**PROBLEM REQUIREMENTS:** The listing beneath should be written out in full, exactly as shown.

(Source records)
____________________
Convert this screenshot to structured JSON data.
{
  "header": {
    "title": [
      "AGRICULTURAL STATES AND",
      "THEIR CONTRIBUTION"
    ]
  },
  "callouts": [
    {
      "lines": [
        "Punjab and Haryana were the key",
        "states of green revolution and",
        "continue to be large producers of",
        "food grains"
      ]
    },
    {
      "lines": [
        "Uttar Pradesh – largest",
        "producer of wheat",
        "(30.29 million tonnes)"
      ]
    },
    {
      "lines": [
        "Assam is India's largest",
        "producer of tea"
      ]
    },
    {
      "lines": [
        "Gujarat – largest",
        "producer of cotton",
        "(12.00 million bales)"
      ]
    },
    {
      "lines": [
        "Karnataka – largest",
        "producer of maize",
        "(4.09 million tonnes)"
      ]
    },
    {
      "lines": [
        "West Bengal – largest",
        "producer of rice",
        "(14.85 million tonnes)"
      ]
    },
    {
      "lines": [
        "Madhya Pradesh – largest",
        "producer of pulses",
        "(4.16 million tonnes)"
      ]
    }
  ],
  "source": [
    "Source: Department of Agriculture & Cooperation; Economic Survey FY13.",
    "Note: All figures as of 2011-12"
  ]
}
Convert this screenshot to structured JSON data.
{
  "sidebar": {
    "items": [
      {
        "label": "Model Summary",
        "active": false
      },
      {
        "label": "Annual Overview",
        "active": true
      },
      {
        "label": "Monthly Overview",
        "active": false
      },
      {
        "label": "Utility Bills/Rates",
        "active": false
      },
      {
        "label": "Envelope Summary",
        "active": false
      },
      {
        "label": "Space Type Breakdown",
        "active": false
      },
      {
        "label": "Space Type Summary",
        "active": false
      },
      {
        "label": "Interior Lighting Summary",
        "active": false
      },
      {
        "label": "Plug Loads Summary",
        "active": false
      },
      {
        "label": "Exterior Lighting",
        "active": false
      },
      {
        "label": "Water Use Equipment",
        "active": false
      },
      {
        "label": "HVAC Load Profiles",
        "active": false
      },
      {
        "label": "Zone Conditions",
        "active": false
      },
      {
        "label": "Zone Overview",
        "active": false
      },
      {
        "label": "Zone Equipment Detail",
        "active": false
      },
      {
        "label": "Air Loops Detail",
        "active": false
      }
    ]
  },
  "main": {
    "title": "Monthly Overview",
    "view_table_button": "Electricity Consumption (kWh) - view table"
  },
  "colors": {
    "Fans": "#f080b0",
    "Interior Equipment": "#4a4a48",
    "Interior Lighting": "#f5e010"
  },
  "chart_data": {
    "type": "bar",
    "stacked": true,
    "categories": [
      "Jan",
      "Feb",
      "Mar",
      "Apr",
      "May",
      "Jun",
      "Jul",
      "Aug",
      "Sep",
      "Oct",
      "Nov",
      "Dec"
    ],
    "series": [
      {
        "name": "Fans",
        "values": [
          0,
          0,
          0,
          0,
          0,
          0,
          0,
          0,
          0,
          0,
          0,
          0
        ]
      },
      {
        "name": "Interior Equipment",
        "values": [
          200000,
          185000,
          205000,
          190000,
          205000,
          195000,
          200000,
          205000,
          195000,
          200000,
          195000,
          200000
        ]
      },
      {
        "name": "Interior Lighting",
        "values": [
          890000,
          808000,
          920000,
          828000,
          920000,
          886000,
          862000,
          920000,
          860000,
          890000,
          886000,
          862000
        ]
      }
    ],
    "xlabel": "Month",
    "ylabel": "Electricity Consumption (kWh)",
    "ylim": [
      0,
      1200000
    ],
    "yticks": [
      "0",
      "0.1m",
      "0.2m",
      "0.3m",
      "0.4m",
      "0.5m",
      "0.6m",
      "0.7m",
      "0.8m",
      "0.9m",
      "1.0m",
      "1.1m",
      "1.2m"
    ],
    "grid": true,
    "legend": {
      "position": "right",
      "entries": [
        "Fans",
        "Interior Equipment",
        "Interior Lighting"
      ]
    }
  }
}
____________________
**EXERCISE OUTPUT:**
Convert this screenshot to structured JSON data.
{
  "header": {
    "title": [
      "AGRICULTURAL STATES AND",
      "THEIR CONTRIBUTION"
    ]
  },
  "callouts": [
    {
      "lines": [
        "Punjab and Haryana were the key",
        "states of green revolution and",
        "continue to be large producers of",
        "food grains"
      ]
    },
    {
      "lines": [
        "Uttar Pradesh – largest",
        "producer of wheat",
        "(30.29 million tonnes)"
      ]
    },
    {
      "lines": [
        "Assam is India's largest",
        "producer of tea"
      ]
    },
    {
      "lines": [
        "Gujarat – largest",
        "producer of cotton",
        "(12.00 million bales)"
      ]
    },
    {
      "lines": [
        "Karnataka – largest",
        "producer of maize",
        "(4.09 million tonnes)"
      ]
    },
    {
      "lines": [
        "West Bengal – largest",
        "producer of rice",
        "(14.85 million tonnes)"
      ]
    },
    {
      "lines": [
        "Madhya Pradesh – largest",
        "producer of pulses",
        "(4.16 million tonnes)"
      ]
    }
  ],
  "source": [
    "Source: Department of Agriculture & Cooperation; Economic Survey FY13.",
    "Note: All figures as of 2011-12"
  ]
}
Convert this screenshot to structured JSON data.
{
  "sidebar": {
    "items": [
      {
        "label": "Model Summary",
        "active": false
      },
      {
        "label": "Annual Overview",
        "active": true
      },
      {
        "label": "Monthly Overview",
        "active": false
      },
      {
        "label": "Utility Bills/Rates",
        "active": false
      },
      {
        "label": "Envelope Summary",
        "active": false
      },
      {
        "label": "Space Type Breakdown",
        "active": false
      },
      {
        "label": "Space Type Summary",
        "active": false
      },
      {
        "label": "Interior Lighting Summary",
        "active": false
      },
      {
        "label": "Plug Loads Summary",
        "active": false
      },
      {
        "label": "Exterior Lighting",
        "active": false
      },
      {
        "label": "Water Use Equipment",
        "active": false
      },
      {
        "label": "HVAC Load Profiles",
        "active": false
      },
      {
        "label": "Zone Conditions",
        "active": false
      },
      {
        "label": "Zone Overview",
        "active": false
      },
      {
        "label": "Zone Equipment Detail",
        "active": false
      },
      {
        "label": "Air Loops Detail",
        "active": false
      }
    ]
  },
  "main": {
    "title": "Monthly Overview",
    "view_table_button": "Electricity Consumption (kWh) - view table"
  },
  "colors": {
    "Fans": "#f080b0",
    "Interior Equipment": "#4a4a48",
    "Interior Lighting": "#f5e010"
  },
  "chart_data": {
    "type": "bar",
    "stacked": true,
    "categories": [
      "Jan",
      "Feb",
      "Mar",
      "Apr",
      "May",
      "Jun",
      "Jul",
      "Aug",
      "Sep",
      "Oct",
      "Nov",
      "Dec"
    ],
    "series": [
      {
        "name": "Fans",
        "values": [
          0,
          0,
          0,
          0,
          0,
          0,
          0,
          0,
          0,
          0,
          0,
          0
        ]
      },
      {
        "name": "Interior Equipment",
        "values": [
          200000,
          185000,
          205000,
          190000,
          205000,
          195000,
          200000,
          205000,
          195000,
          200000,
          195000,
          200000
        ]
      },
      {
        "name": "Interior Lighting",
        "values": [
          890000,
          808000,
          920000,
          828000,
          920000,
          886000,
          862000,
          920000,
          860000,
          890000,
          886000,
          862000
        ]
      }
    ],
    "xlabel": "Month",
    "ylabel": "Electricity Consumption (kWh)",
    "ylim": [
      0,
      1200000
    ],
    "yticks": [
      "0",
      "0.1m",
      "0.2m",
      "0.3m",
      "0.4m",
      "0.5m",
      "0.6m",
      "0.7m",
      "0.8m",
      "0.9m",
      "1.0m",
      "1.1m",
      "1.2m"
    ],
    "grid": true,
    "legend": {
      "position": "right",
      "entries": [
        "Fans",
        "Interior Equipment",
        "Interior Lighting"
      ]
    }
  }
}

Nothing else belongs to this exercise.